* Given task *
Search the data for the string "absorption" and gather each line it is in.

* Exercise materials *
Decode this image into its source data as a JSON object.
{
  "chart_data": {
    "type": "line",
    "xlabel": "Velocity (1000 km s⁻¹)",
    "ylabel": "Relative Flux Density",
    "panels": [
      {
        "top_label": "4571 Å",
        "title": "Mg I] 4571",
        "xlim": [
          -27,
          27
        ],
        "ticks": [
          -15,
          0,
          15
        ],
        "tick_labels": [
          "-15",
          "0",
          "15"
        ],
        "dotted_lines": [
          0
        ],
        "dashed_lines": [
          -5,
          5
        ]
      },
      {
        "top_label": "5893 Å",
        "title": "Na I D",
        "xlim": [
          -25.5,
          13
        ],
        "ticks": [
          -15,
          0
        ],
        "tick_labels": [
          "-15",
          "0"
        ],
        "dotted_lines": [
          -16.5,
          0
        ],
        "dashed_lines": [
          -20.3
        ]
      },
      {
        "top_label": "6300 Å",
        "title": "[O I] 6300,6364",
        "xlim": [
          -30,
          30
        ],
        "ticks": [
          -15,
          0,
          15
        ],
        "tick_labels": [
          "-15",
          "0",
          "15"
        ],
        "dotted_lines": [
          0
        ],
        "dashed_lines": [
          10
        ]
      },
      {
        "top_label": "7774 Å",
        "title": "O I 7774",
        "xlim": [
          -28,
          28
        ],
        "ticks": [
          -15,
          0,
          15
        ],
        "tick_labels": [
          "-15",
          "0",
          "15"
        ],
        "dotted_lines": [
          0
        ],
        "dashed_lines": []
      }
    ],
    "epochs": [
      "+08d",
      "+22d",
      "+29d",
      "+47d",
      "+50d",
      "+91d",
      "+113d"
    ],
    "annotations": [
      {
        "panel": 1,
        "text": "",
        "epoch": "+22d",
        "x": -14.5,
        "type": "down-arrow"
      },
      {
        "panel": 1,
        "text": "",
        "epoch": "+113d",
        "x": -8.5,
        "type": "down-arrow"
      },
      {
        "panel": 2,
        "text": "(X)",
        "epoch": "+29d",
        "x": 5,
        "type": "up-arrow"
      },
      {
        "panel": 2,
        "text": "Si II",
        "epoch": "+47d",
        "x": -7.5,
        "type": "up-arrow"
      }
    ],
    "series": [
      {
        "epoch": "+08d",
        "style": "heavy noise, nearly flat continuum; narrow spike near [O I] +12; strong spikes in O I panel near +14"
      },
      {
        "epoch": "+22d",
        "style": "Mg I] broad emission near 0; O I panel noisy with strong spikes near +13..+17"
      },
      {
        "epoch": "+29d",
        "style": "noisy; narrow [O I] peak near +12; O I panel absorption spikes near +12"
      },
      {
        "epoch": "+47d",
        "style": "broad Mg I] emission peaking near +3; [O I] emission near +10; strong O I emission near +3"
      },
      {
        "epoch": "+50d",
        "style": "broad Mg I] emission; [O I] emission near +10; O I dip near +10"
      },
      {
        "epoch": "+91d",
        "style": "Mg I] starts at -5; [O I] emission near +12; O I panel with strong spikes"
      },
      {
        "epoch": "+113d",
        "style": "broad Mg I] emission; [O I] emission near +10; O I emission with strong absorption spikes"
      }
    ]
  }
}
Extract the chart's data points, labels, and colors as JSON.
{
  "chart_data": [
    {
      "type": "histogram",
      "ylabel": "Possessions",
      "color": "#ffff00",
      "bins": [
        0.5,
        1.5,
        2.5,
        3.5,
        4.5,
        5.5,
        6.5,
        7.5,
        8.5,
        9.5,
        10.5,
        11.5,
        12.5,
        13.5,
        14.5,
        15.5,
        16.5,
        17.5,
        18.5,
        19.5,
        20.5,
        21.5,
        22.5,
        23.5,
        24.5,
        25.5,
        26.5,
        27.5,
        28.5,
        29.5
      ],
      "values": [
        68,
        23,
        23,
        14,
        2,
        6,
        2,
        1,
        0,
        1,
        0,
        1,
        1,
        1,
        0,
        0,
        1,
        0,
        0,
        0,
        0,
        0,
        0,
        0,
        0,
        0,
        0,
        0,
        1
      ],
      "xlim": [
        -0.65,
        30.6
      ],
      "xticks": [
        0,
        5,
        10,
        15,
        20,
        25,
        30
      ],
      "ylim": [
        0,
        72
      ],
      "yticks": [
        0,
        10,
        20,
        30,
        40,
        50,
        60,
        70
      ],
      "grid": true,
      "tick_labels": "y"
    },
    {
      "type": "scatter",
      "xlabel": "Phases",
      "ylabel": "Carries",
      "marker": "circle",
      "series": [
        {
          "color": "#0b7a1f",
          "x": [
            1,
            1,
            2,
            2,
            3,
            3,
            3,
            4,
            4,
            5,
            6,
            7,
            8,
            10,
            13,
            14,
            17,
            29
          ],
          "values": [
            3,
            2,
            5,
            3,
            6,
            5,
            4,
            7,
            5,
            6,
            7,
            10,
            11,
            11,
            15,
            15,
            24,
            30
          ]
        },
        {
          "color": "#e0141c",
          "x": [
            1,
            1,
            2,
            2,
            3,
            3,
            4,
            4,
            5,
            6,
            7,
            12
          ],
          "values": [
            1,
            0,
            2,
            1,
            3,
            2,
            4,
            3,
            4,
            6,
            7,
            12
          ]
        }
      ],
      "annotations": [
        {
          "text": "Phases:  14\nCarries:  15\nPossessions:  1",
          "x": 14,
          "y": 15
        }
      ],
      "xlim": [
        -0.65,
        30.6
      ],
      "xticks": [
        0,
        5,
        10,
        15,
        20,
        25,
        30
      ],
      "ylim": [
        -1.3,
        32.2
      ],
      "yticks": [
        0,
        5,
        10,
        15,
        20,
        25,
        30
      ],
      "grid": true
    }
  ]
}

* Output for this task *
        "style": "noisy; narrow [O I] peak near +12; O I panel absorption spikes near +12"
        "style": "broad Mg I] emission; [O I] emission near +10; O I emission with strong absorption spikes"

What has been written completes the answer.